DIRECTIVE: Reply with one number: the count of lines in the records below that hold "comedy".

SOURCE MATERIAL:

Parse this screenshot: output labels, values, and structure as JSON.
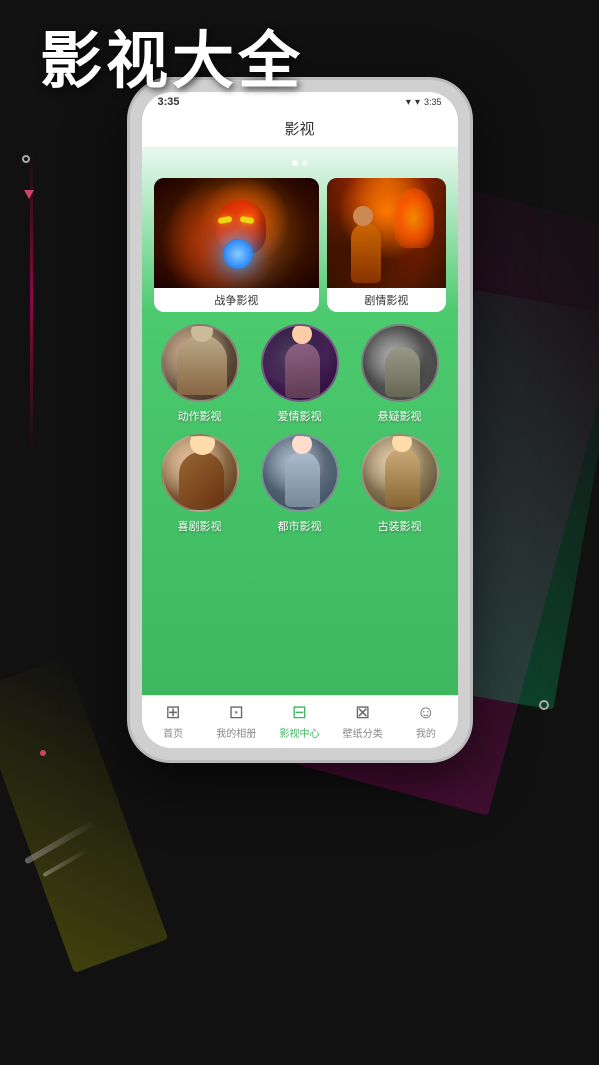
{
  "app": {
    "title": "影视大全",
    "screen_title": "影视"
  },
  "status_bar": {
    "time": "3:35",
    "signal": "▂▄▆",
    "wifi": "WiFi",
    "battery": "■■"
  },
  "featured": {
    "cards": [
      {
        "id": "war",
        "label": "战争影视",
        "size": "large"
      },
      {
        "id": "drama",
        "label": "剧情影视",
        "size": "small"
      }
    ]
  },
  "categories": [
    {
      "id": "action",
      "label": "动作影视",
      "circle_class": "action-circle"
    },
    {
      "id": "romance",
      "label": "爱情影视",
      "circle_class": "romance-circle"
    },
    {
      "id": "suspense",
      "label": "悬疑影视",
      "circle_class": "suspense-circle"
    },
    {
      "id": "comedy",
      "label": "喜剧影视",
      "circle_class": "comedy-circle"
    },
    {
      "id": "urban",
      "label": "都市影视",
      "circle_class": "urban-circle"
    },
    {
      "id": "ancient",
      "label": "古装影视",
      "circle_class": "ancient-circle"
    }
  ],
  "nav": {
    "items": [
      {
        "id": "home",
        "label": "首页",
        "icon": "⊞",
        "active": false
      },
      {
        "id": "album",
        "label": "我的相册",
        "icon": "⊡",
        "active": false
      },
      {
        "id": "movies",
        "label": "影视中心",
        "icon": "⊟",
        "active": true
      },
      {
        "id": "wallpaper",
        "label": "壁纸分类",
        "icon": "⊠",
        "active": false
      },
      {
        "id": "mine",
        "label": "我的",
        "icon": "☺",
        "active": false
      }
    ]
  }
}
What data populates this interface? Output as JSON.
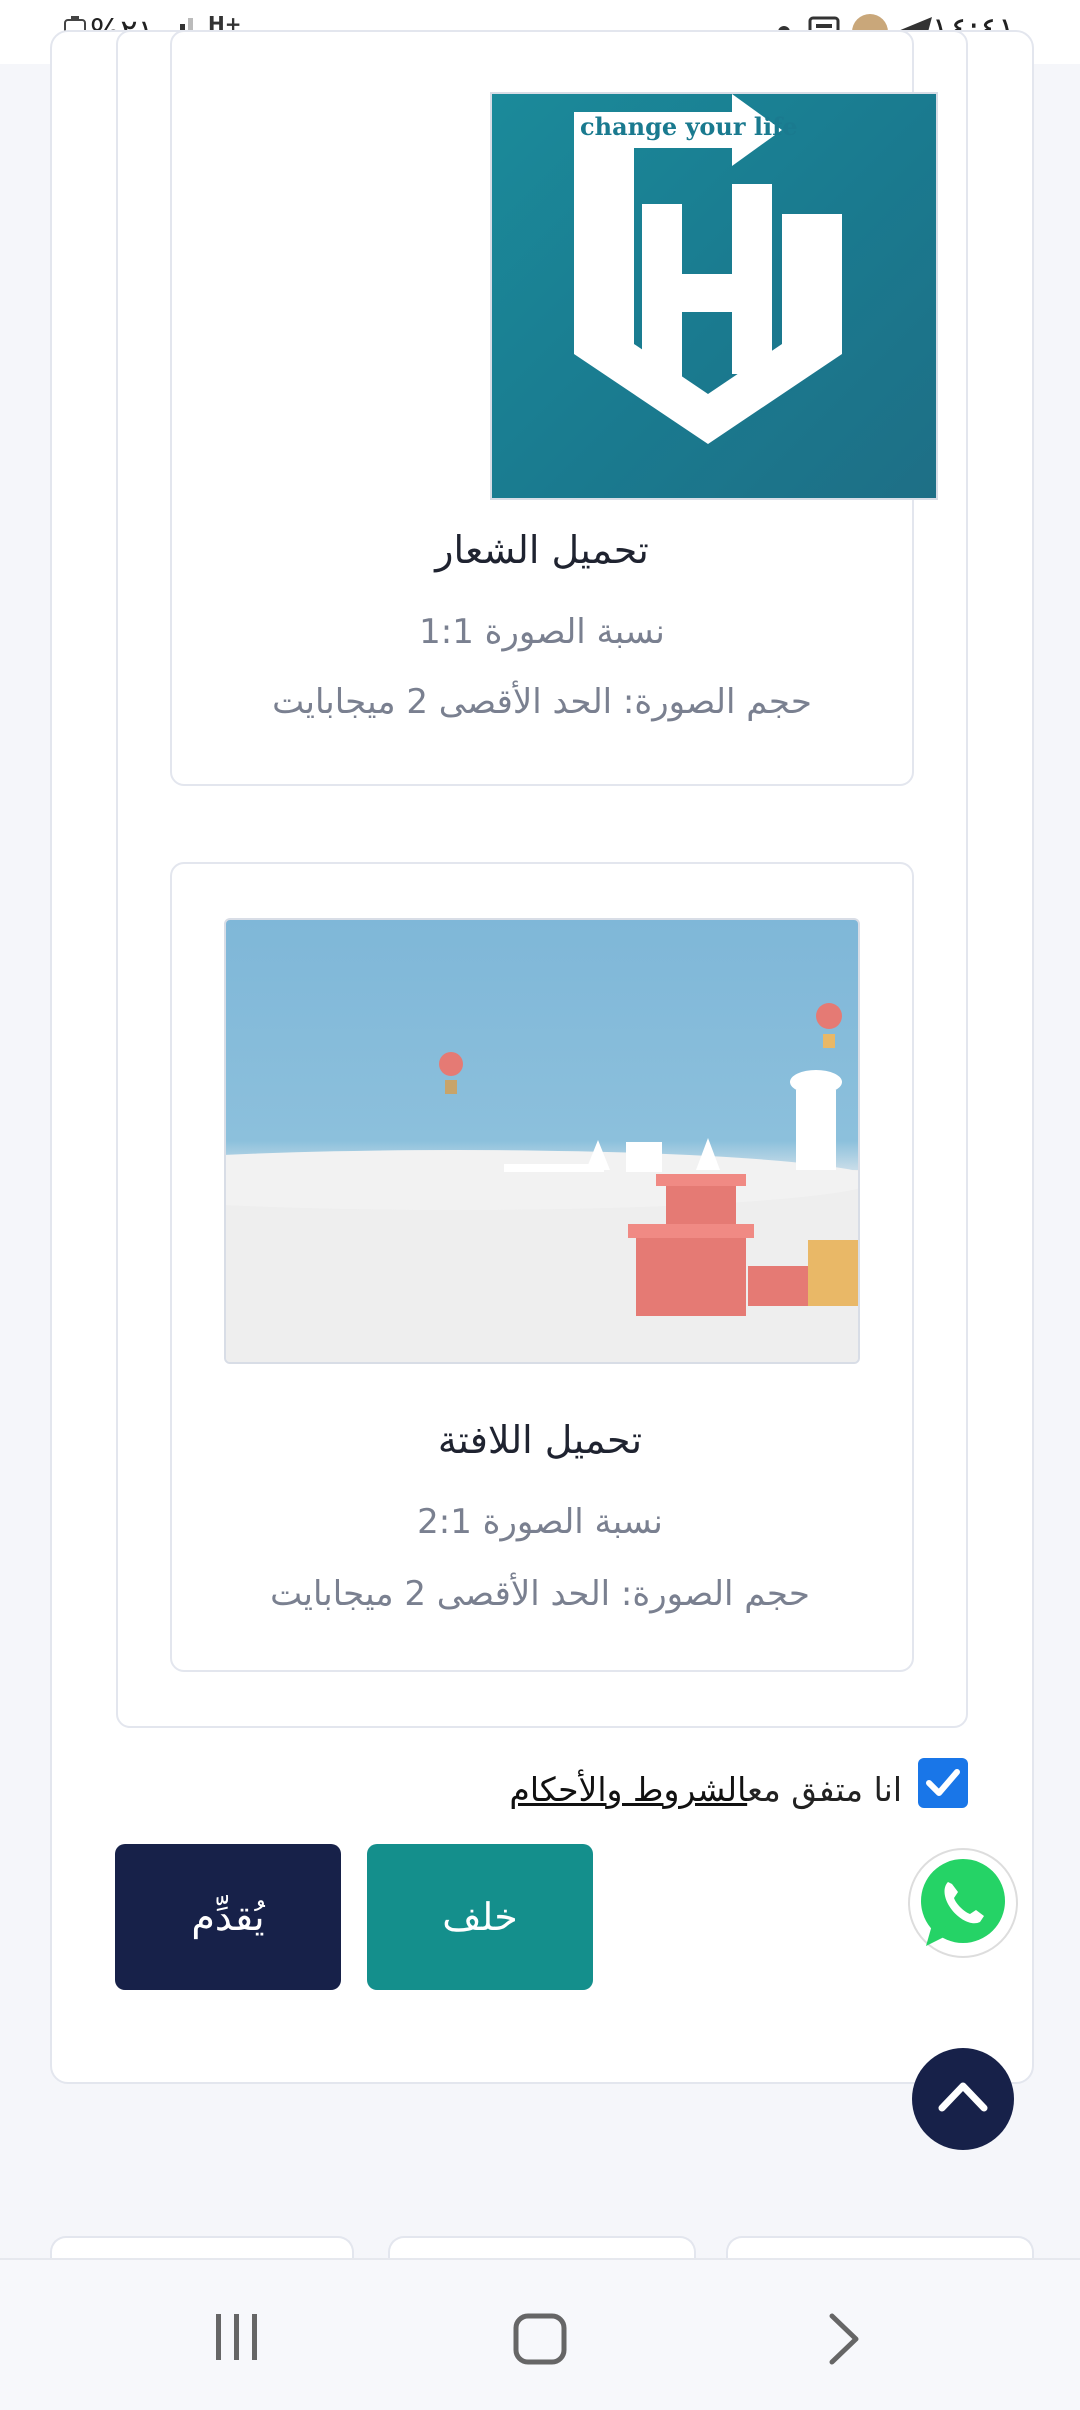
{
  "status_bar": {
    "time": "١٤:٤١",
    "battery": "%٢١",
    "network": "H+",
    "icons": [
      "telegram-icon",
      "avatar",
      "news-icon",
      "notification-dot",
      "signal-icon",
      "battery-icon"
    ]
  },
  "upload_logo": {
    "logo_text": "change your life",
    "title": "تحميل الشعار",
    "ratio": "نسبة الصورة 1:1",
    "size": "حجم الصورة: الحد الأقصى 2 ميجابايت"
  },
  "upload_banner": {
    "title": "تحميل اللافتة",
    "ratio": "نسبة الصورة 2:1",
    "size": "حجم الصورة: الحد الأقصى 2 ميجابايت"
  },
  "terms": {
    "prefix": "انا متفق مع",
    "link": "الشروط والأحكام",
    "checked": true
  },
  "buttons": {
    "next": "يُقدِّم",
    "back": "خلف"
  },
  "colors": {
    "primary_dark": "#172149",
    "teal": "#148f8c",
    "checkbox": "#1976e8",
    "whatsapp": "#25d366"
  },
  "nav": [
    "recent-apps-icon",
    "home-icon",
    "back-icon"
  ]
}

EXERCISE OUTPUT: 2